(Visual layout records)
+++

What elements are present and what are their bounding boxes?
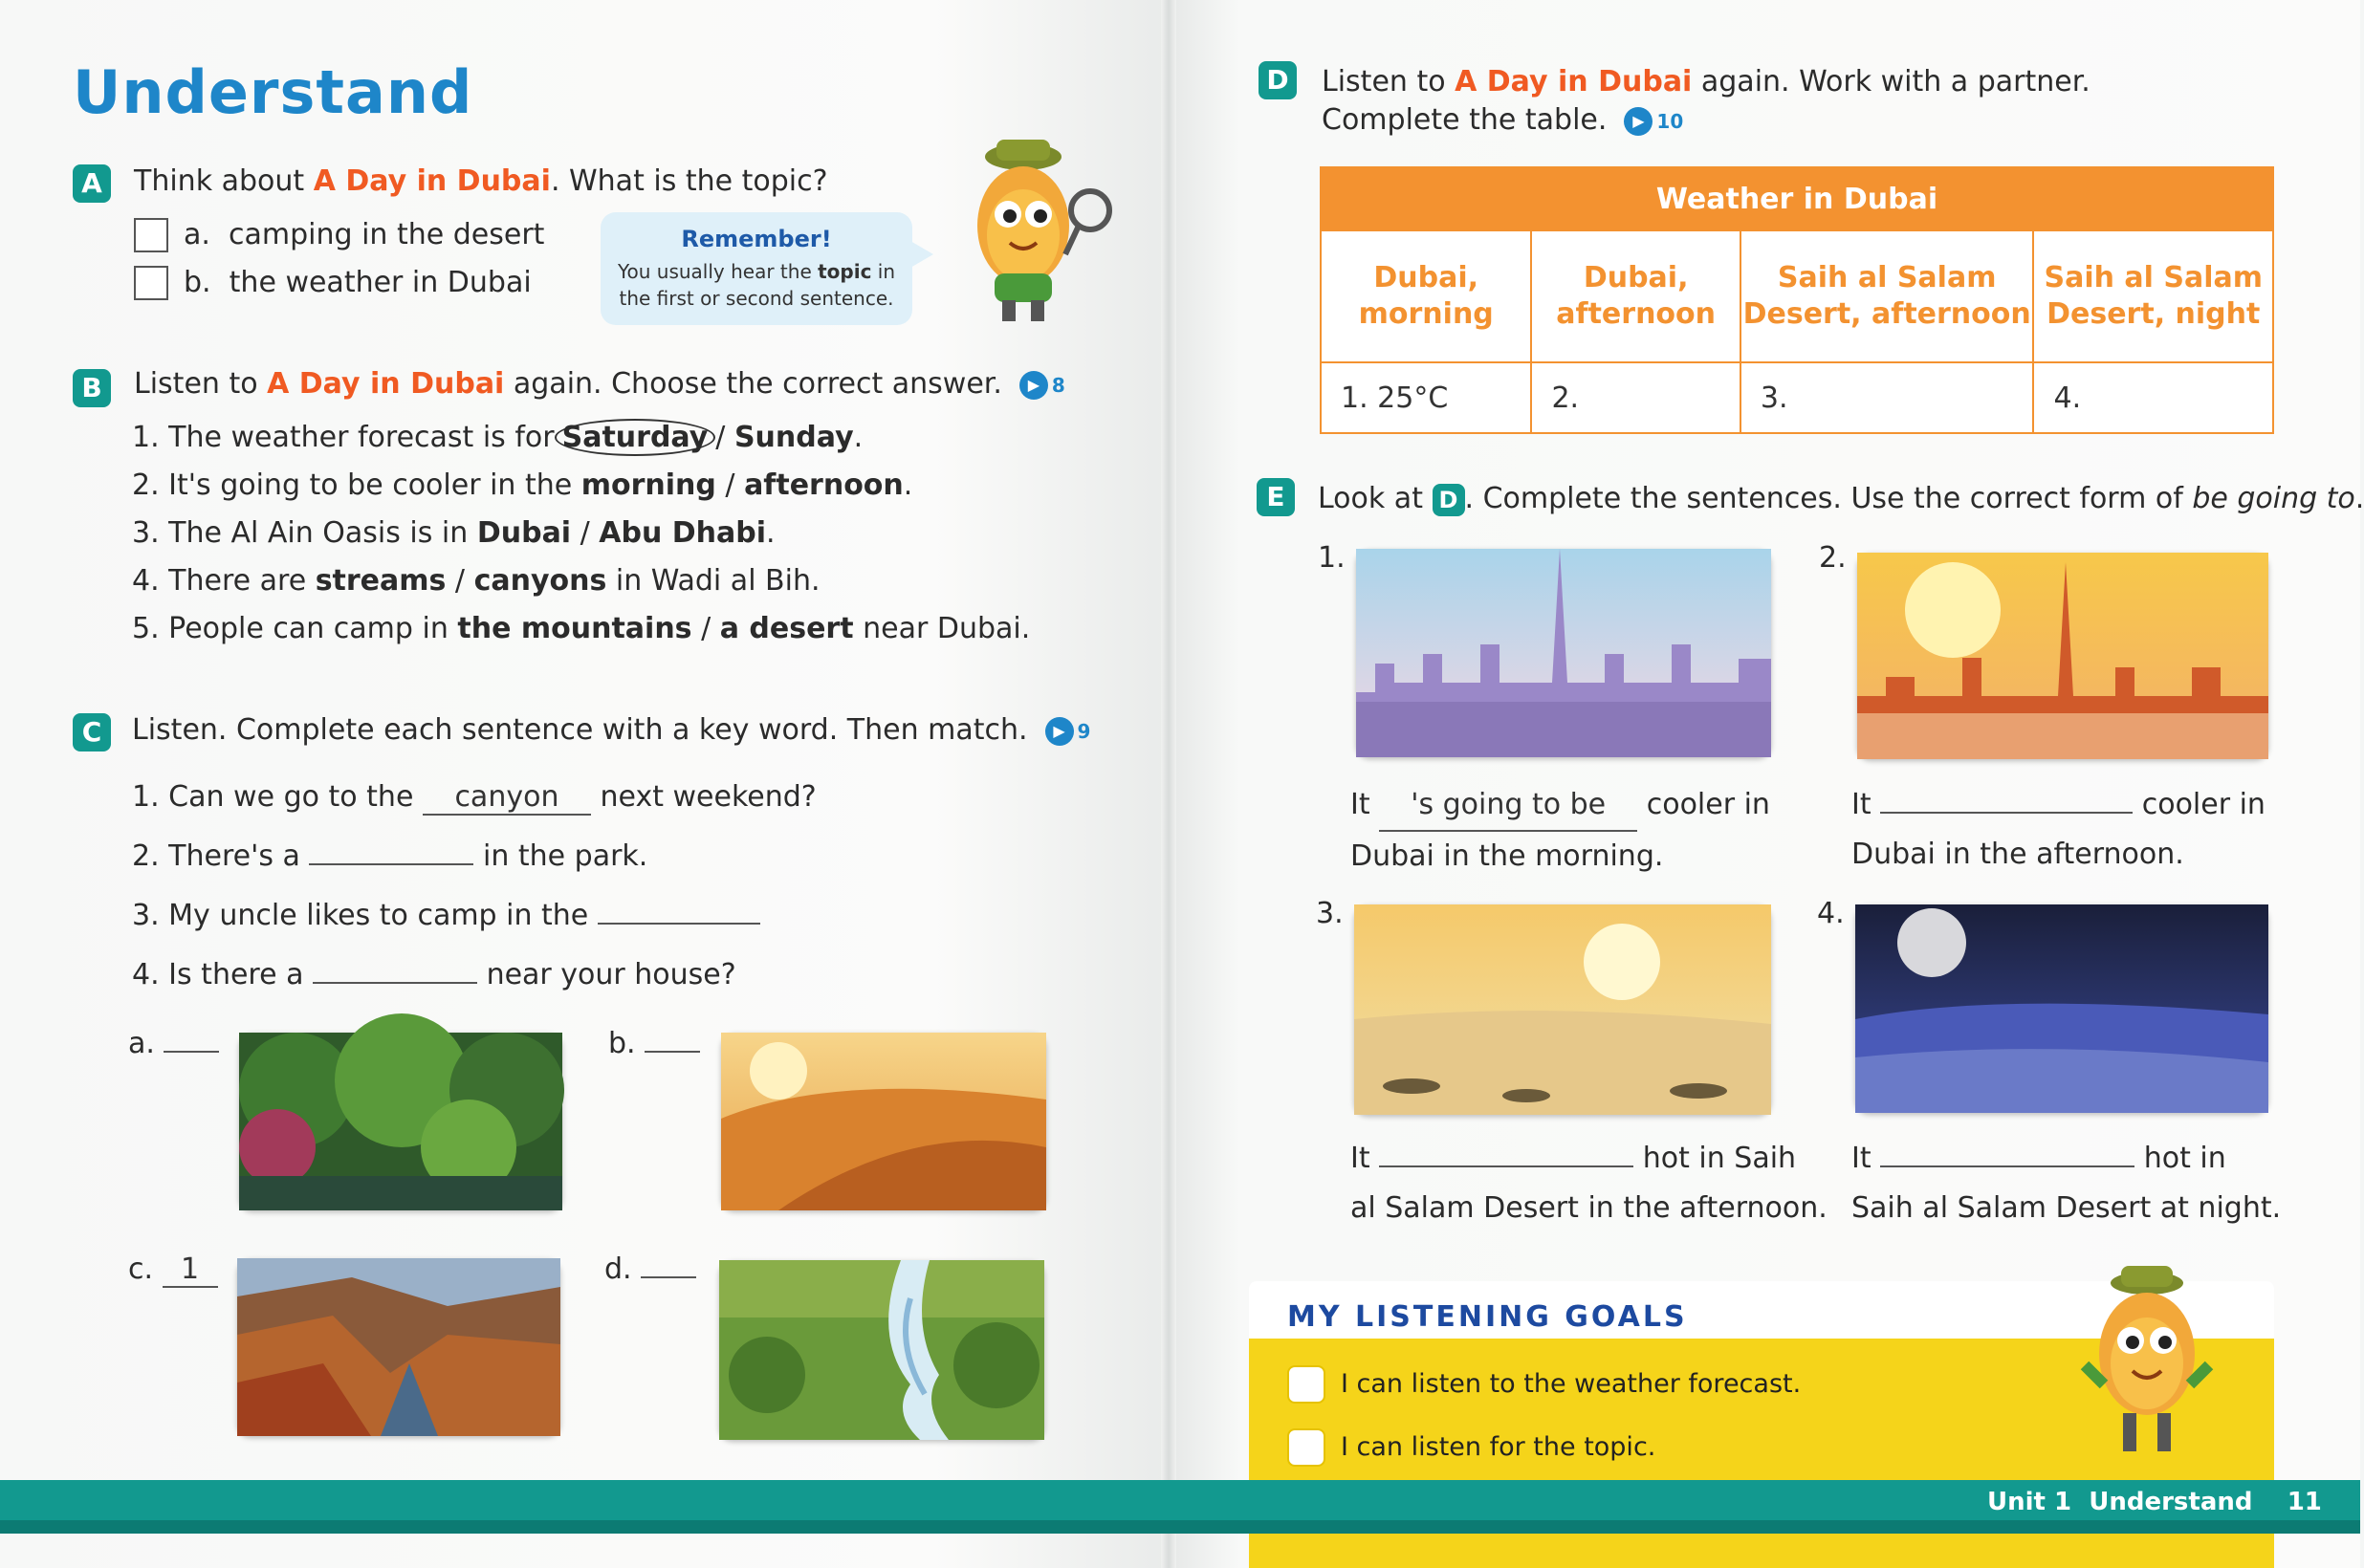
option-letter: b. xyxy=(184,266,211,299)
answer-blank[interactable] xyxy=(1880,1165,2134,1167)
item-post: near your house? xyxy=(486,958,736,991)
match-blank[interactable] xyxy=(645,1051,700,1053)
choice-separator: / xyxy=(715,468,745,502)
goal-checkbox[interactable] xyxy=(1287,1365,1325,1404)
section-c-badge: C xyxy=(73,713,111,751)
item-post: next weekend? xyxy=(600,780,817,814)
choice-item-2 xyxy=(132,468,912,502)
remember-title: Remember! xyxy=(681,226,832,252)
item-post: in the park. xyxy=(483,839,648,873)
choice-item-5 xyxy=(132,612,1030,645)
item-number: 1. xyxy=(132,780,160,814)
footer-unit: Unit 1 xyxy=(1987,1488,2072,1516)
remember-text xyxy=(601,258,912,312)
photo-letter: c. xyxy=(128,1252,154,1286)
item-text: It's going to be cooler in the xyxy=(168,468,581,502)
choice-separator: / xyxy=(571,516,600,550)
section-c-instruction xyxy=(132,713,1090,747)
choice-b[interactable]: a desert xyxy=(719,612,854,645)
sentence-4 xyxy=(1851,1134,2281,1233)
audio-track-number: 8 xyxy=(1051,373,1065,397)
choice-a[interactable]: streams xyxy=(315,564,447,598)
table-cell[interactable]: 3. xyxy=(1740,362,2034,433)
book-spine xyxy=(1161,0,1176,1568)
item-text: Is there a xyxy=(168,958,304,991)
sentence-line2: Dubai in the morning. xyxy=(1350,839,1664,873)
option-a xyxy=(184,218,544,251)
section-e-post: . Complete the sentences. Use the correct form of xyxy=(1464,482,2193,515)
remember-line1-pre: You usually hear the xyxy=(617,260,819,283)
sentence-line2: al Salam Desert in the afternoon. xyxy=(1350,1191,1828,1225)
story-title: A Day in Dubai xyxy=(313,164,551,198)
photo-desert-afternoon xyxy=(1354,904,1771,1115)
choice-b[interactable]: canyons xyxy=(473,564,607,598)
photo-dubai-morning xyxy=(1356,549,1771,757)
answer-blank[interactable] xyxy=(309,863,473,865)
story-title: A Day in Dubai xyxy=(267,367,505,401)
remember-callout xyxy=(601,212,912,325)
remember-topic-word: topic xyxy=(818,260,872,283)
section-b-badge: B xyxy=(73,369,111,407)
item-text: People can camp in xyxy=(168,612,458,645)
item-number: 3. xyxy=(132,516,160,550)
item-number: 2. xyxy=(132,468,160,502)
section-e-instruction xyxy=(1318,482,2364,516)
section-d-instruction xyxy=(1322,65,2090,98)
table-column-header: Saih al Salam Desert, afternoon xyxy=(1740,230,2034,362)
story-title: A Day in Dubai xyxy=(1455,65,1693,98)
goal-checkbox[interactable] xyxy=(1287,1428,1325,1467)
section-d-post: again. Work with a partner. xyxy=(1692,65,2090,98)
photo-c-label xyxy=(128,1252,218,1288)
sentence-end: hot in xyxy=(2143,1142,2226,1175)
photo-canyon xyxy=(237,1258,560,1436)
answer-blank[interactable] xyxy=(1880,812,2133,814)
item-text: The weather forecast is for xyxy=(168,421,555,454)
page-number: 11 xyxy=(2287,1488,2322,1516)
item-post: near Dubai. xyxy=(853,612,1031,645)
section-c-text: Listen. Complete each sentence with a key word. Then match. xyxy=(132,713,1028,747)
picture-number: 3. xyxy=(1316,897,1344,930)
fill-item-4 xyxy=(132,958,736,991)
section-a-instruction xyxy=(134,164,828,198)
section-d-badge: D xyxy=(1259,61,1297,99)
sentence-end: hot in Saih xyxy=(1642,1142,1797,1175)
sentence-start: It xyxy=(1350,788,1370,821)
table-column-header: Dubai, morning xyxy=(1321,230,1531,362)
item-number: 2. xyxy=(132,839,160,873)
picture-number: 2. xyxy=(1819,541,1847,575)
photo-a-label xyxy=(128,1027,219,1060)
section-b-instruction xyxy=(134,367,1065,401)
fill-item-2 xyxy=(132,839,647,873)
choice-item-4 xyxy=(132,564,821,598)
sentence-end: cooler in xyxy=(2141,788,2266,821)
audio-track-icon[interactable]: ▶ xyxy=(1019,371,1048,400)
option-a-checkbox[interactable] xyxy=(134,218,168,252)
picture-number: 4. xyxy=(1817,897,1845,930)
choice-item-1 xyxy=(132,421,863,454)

+++

(TO DO)
Extract each line of the items above that contains the string "post".

(SOLUTION FOR THIS TASK)
item-post: near your house? xyxy=(486,958,736,991)
item-post: next weekend? xyxy=(600,780,817,814)
item-post: in the park. xyxy=(483,839,648,873)
section-e-post: . Complete the sentences. Use the correct form of xyxy=(1464,482,2193,515)
section-d-post: again. Work with a partner. xyxy=(1692,65,2090,98)
item-post: near Dubai. xyxy=(853,612,1031,645)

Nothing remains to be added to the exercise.